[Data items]
+--
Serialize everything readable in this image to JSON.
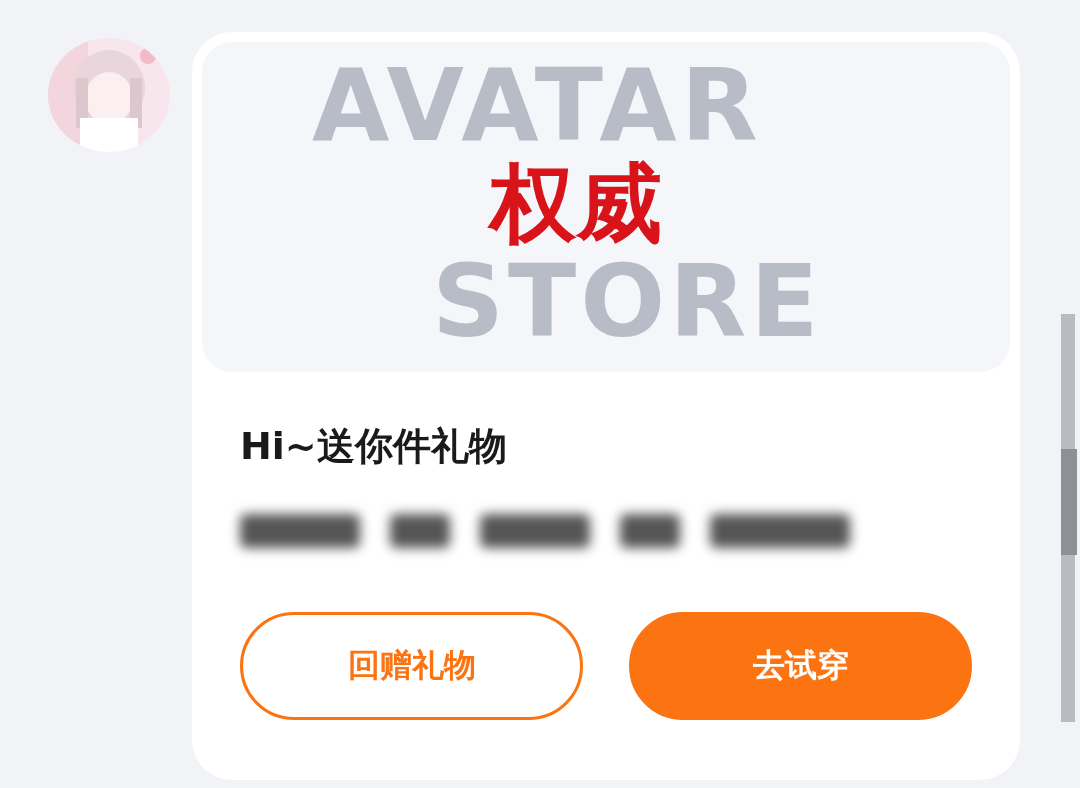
{
  "message": {
    "banner": {
      "background_words": [
        "AVATAR",
        "STORE"
      ],
      "headline": "权威"
    },
    "title": "Hi~送你件礼物",
    "buttons": [
      {
        "label": "回赠礼物",
        "kind": "outline"
      },
      {
        "label": "去试穿",
        "kind": "filled"
      }
    ]
  }
}
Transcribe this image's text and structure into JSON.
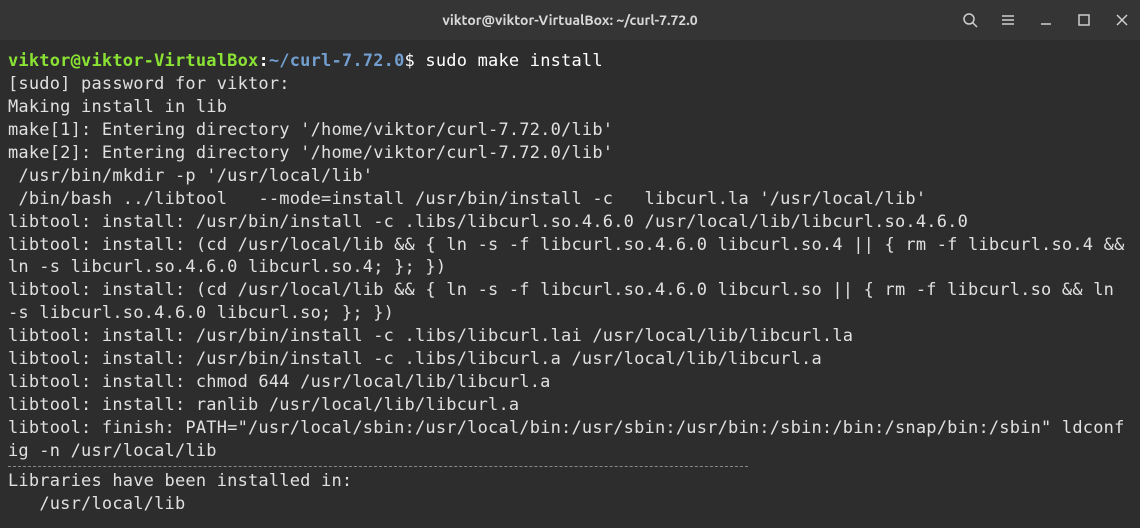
{
  "title": "viktor@viktor-VirtualBox: ~/curl-7.72.0",
  "prompt": {
    "user_host": "viktor@viktor-VirtualBox",
    "separator": ":",
    "path": "~/curl-7.72.0",
    "dollar": "$ "
  },
  "command": "sudo make install",
  "output": [
    "[sudo] password for viktor:",
    "Making install in lib",
    "make[1]: Entering directory '/home/viktor/curl-7.72.0/lib'",
    "make[2]: Entering directory '/home/viktor/curl-7.72.0/lib'",
    " /usr/bin/mkdir -p '/usr/local/lib'",
    " /bin/bash ../libtool   --mode=install /usr/bin/install -c   libcurl.la '/usr/local/lib'",
    "libtool: install: /usr/bin/install -c .libs/libcurl.so.4.6.0 /usr/local/lib/libcurl.so.4.6.0",
    "libtool: install: (cd /usr/local/lib && { ln -s -f libcurl.so.4.6.0 libcurl.so.4 || { rm -f libcurl.so.4 && ln -s libcurl.so.4.6.0 libcurl.so.4; }; })",
    "libtool: install: (cd /usr/local/lib && { ln -s -f libcurl.so.4.6.0 libcurl.so || { rm -f libcurl.so && ln -s libcurl.so.4.6.0 libcurl.so; }; })",
    "libtool: install: /usr/bin/install -c .libs/libcurl.lai /usr/local/lib/libcurl.la",
    "libtool: install: /usr/bin/install -c .libs/libcurl.a /usr/local/lib/libcurl.a",
    "libtool: install: chmod 644 /usr/local/lib/libcurl.a",
    "libtool: install: ranlib /usr/local/lib/libcurl.a",
    "libtool: finish: PATH=\"/usr/local/sbin:/usr/local/bin:/usr/sbin:/usr/bin:/sbin:/bin:/snap/bin:/sbin\" ldconfig -n /usr/local/lib"
  ],
  "footer": [
    "Libraries have been installed in:",
    "   /usr/local/lib"
  ]
}
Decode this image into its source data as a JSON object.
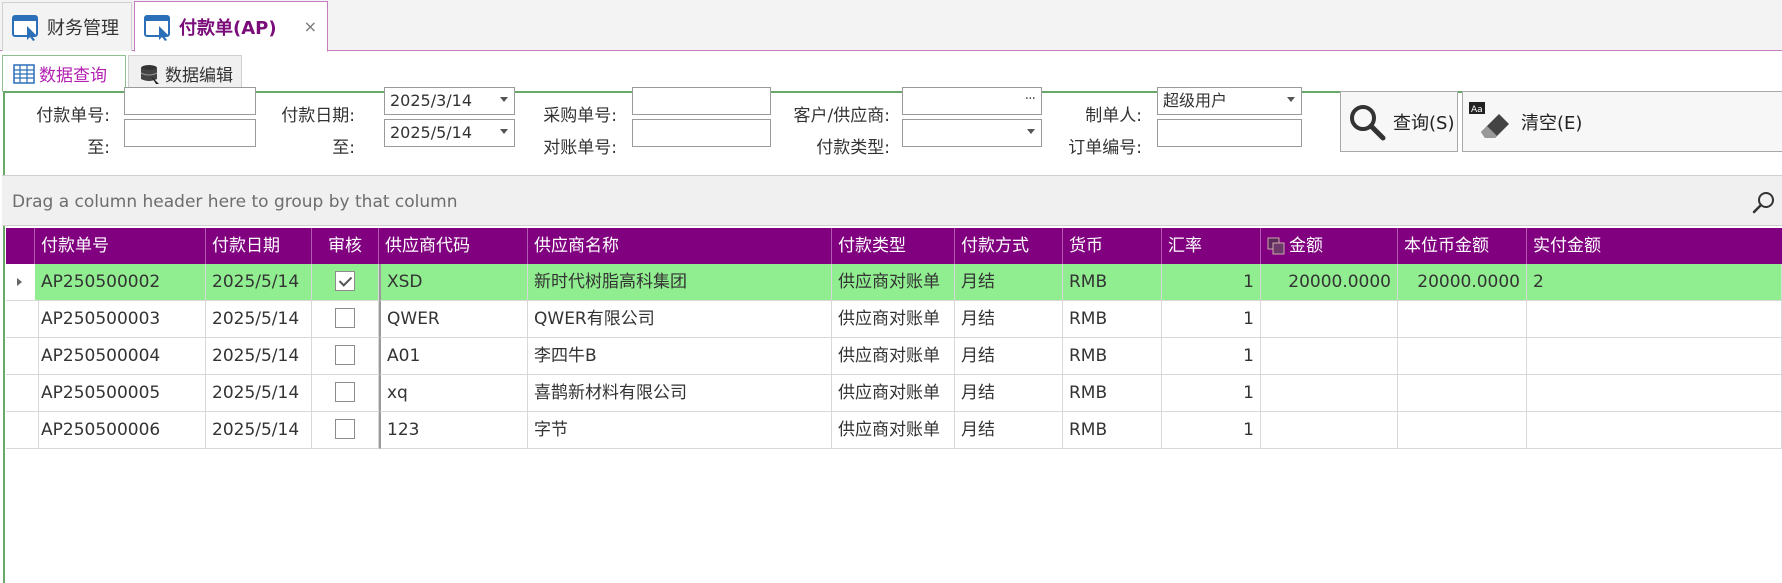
+--
What you will do: Quote the data exactly, leaving every image out of the copy.

Problem solution:
Serialize everything readable in this image to JSON.
{
  "message": {
    "banner": {
      "background_words": [
        "AVATAR",
        "STORE"
      ],
      "headline": "权威"
    },
    "title": "Hi~送你件礼物",
    "buttons": [
      {
        "label": "回赠礼物",
        "kind": "outline"
      },
      {
        "label": "去试穿",
        "kind": "filled"
      }
    ]
  }
}
Transcribe this image's text and structure into JSON.
{
  "title": "viktor@viktor-VirtualBox: ~/curl-7.72.0",
  "prompt": {
    "user_host": "viktor@viktor-VirtualBox",
    "separator": ":",
    "path": "~/curl-7.72.0",
    "dollar": "$ "
  },
  "command": "sudo make install",
  "output": [
    "[sudo] password for viktor:",
    "Making install in lib",
    "make[1]: Entering directory '/home/viktor/curl-7.72.0/lib'",
    "make[2]: Entering directory '/home/viktor/curl-7.72.0/lib'",
    " /usr/bin/mkdir -p '/usr/local/lib'",
    " /bin/bash ../libtool   --mode=install /usr/bin/install -c   libcurl.la '/usr/local/lib'",
    "libtool: install: /usr/bin/install -c .libs/libcurl.so.4.6.0 /usr/local/lib/libcurl.so.4.6.0",
    "libtool: install: (cd /usr/local/lib && { ln -s -f libcurl.so.4.6.0 libcurl.so.4 || { rm -f libcurl.so.4 && ln -s libcurl.so.4.6.0 libcurl.so.4; }; })",
    "libtool: install: (cd /usr/local/lib && { ln -s -f libcurl.so.4.6.0 libcurl.so || { rm -f libcurl.so && ln -s libcurl.so.4.6.0 libcurl.so; }; })",
    "libtool: install: /usr/bin/install -c .libs/libcurl.lai /usr/local/lib/libcurl.la",
    "libtool: install: /usr/bin/install -c .libs/libcurl.a /usr/local/lib/libcurl.a",
    "libtool: install: chmod 644 /usr/local/lib/libcurl.a",
    "libtool: install: ranlib /usr/local/lib/libcurl.a",
    "libtool: finish: PATH=\"/usr/local/sbin:/usr/local/bin:/usr/sbin:/usr/bin:/sbin:/bin:/snap/bin:/sbin\" ldconfig -n /usr/local/lib"
  ],
  "footer": [
    "Libraries have been installed in:",
    "   /usr/local/lib"
  ]
}
Decode this image into its source data as a JSON object.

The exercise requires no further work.